SUPPLIED TEXT
Why the Jews?

This Dvar Torah is offered in memory of Sy Eisenberg, Shlomo Yosef Ben Chaim HaLevy, z”l (1930-2021), one of the founders of our Miami Beach Jewish community. May his neshama (soul) have an aliyah.

Photo by Rux Centea on Unsplash

In Parashat Shemot, we find a clear instance of what we now call “antisemitism,” a term coined in 1879 by Wilhelm Marr, an anti-Jewish agitator in Germany, as a more modern, euphemistic and non-religious substitute for the German term, judenhass, Jew-hatred.
 
The Torah tells us in Shemot/ Exodus 8-16:

A new king arose over Egypt who did not know Joseph. And he said to his people, ‘Look, the Israelite people are much too numerous for us. Let us deal shrewdly with them, so that they may not increase’… so they set taskmasters over them to oppress them with forced labor… But the more they were oppressed, the more they increased…The Egyptians ruthlessly imposed upon the Israelites the various labors that they made them perform. Ruthlessly, they made life bitter for them with harsh labor…Pharoah spoke to the Hebrew midwives, one of whom was named Shifrah and the other Puah, ‘When you deliver the Hebrew women… if it is a boy, kill him; if it is a girl, let her live.’”

As this ancient text makes clear, the fortunes of the Jewish people can turn on a dime.

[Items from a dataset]
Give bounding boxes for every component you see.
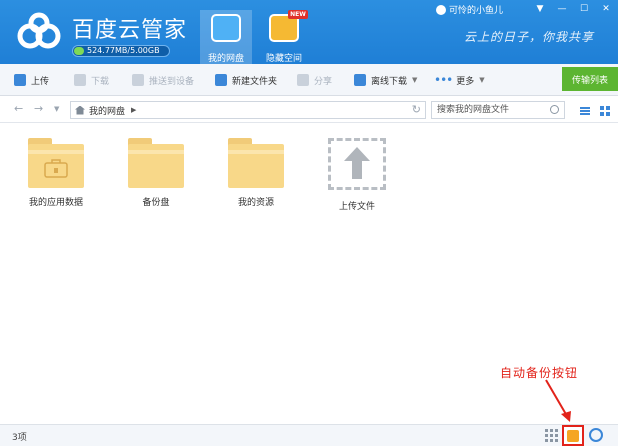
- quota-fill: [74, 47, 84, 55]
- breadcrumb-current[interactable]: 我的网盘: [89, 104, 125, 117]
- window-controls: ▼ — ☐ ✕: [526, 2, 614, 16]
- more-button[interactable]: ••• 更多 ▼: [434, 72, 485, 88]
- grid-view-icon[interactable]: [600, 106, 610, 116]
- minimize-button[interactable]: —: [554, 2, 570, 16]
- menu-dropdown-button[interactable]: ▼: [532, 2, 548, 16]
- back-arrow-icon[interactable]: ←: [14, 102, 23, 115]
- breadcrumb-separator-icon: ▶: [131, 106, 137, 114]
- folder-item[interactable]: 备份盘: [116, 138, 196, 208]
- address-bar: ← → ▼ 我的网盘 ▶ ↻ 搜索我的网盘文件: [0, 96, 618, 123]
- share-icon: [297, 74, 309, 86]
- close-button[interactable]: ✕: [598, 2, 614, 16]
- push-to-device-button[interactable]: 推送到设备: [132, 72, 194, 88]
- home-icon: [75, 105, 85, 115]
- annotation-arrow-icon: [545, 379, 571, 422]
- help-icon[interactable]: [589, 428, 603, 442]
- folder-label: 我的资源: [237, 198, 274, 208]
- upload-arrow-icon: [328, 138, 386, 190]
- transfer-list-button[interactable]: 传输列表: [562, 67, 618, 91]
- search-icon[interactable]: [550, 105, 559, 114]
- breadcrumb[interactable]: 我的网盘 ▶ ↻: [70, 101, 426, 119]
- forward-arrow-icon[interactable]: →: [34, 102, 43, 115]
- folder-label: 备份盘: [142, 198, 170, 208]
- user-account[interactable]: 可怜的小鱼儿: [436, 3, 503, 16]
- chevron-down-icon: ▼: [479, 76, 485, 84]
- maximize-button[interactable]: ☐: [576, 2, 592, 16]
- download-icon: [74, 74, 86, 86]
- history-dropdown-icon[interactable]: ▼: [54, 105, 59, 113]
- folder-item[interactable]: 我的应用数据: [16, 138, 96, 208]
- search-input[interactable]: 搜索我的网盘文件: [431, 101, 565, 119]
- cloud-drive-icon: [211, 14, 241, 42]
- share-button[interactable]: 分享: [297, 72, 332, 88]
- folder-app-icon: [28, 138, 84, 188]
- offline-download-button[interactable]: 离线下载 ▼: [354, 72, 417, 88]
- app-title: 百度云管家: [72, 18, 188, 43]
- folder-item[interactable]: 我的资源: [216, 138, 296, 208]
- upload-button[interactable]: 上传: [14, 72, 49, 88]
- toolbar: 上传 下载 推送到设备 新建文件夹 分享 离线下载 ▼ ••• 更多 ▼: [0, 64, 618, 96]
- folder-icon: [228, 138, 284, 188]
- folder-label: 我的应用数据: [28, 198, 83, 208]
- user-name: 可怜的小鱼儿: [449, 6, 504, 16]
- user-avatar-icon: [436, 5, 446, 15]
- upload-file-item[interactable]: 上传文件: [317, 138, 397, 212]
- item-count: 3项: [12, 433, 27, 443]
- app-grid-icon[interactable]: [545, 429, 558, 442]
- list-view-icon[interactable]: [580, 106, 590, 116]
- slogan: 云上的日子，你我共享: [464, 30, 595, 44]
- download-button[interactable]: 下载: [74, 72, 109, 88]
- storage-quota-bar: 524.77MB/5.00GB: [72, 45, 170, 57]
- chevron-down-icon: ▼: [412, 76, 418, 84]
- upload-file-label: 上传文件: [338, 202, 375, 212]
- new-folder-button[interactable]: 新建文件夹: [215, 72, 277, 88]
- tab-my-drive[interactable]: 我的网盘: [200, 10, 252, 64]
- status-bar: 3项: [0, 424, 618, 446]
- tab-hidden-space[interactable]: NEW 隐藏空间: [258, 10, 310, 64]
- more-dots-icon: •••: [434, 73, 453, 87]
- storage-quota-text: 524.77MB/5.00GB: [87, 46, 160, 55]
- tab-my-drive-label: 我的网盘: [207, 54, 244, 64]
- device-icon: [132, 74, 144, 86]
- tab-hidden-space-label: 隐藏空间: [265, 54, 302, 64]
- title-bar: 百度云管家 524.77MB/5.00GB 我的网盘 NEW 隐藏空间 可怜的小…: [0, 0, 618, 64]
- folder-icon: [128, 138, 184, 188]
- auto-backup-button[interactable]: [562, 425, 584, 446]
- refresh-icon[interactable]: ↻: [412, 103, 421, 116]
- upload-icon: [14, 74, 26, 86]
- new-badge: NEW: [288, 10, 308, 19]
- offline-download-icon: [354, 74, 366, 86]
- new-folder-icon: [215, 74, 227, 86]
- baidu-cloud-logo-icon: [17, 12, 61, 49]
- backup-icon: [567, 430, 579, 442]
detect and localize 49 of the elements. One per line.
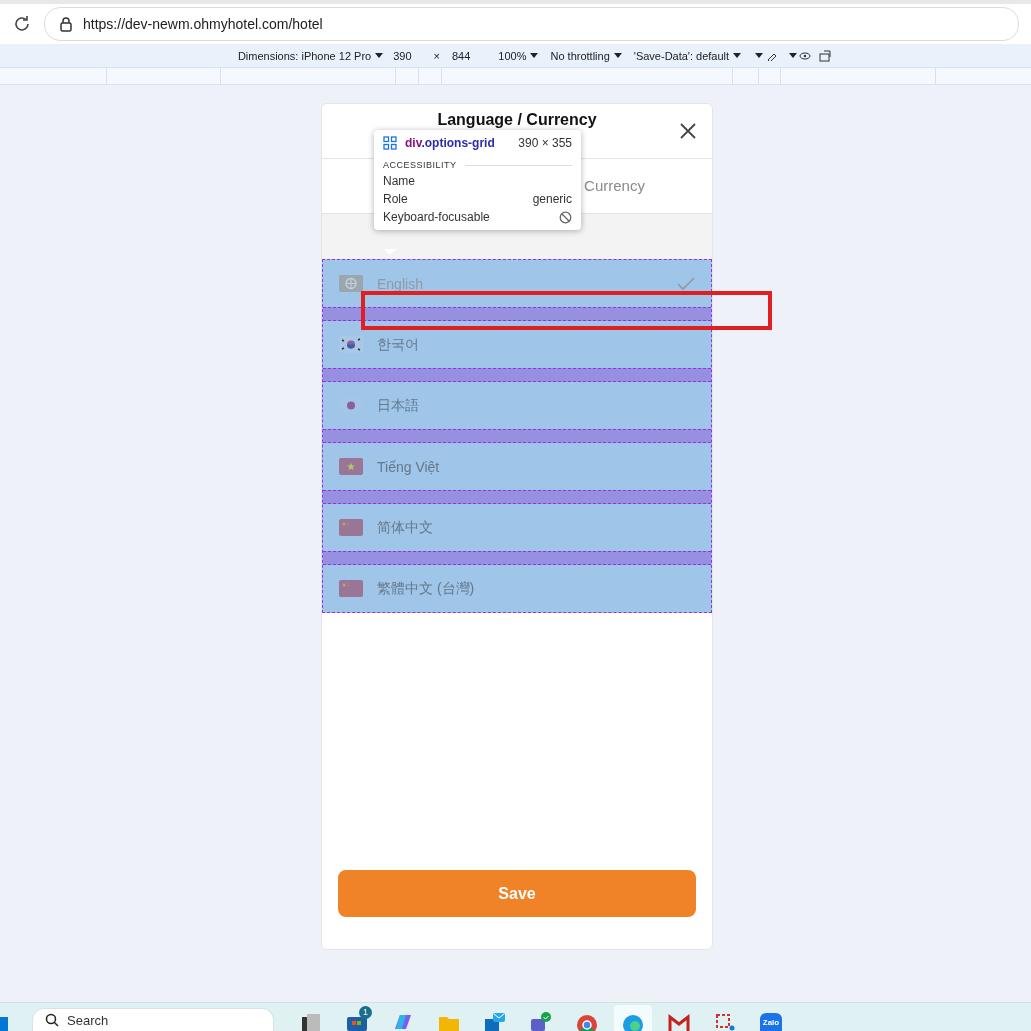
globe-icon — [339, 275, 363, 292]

STATED GOAL A
Reproduce verbatim the part of the Parashat Shemot commentary starting with "A new king arose" and going on through "turn on a dime.".
STATED GOAL B
Pick up the Parashat Shemot commentary after its final sentence and write what comes next.

EXERCISE OUTPUT A
A new king arose over Egypt who did not know Joseph. And he said to his people, ‘Look, the Israelite people are much too numerous for us. Let us deal shrewdly with them, so that they may not increase’… so they set taskmasters over them to oppress them with forced labor… But the more they were oppressed, the more they increased…The Egyptians ruthlessly imposed upon the Israelites the various labors that they made them perform. Ruthlessly, they made life bitter for them with harsh labor…Pharoah spoke to the Hebrew midwives, one of whom was named Shifrah and the other Puah, ‘When you deliver the Hebrew women… if it is a boy, kill him; if it is a girl, let her live.’”

As this ancient text makes clear, the fortunes of the Jewish people can turn on a dime.

EXERCISE OUTPUT B
First comes the oppression of the Israelites through forced labor, then harsher measures (note the repetition of “ruthlessly”), until finally it is acceptable to murder them.
 
This pattern reminded me of something that happened in my past and in my present.
 
I was blessed to be sent to an all-girls Jewish summer camp, Camp Pembroke, in Massachusetts. And in those days, we still had debates in our Judaic studies period:
 
Do you consider yourself an “American Jew” or a “Jewish American?”
 
Another popular question/ debate was:
 
If Israel were at war with the United States, which side would you be on?
 
Even from that early age, the answer was totally clear to me:
 
I’m an American Jew (American is the descriptor and Jew is the core noun) and I would support Israel.
 
It’s not that I don’t love this country, I do. America is an amazing country compared to any other in the world, past or present!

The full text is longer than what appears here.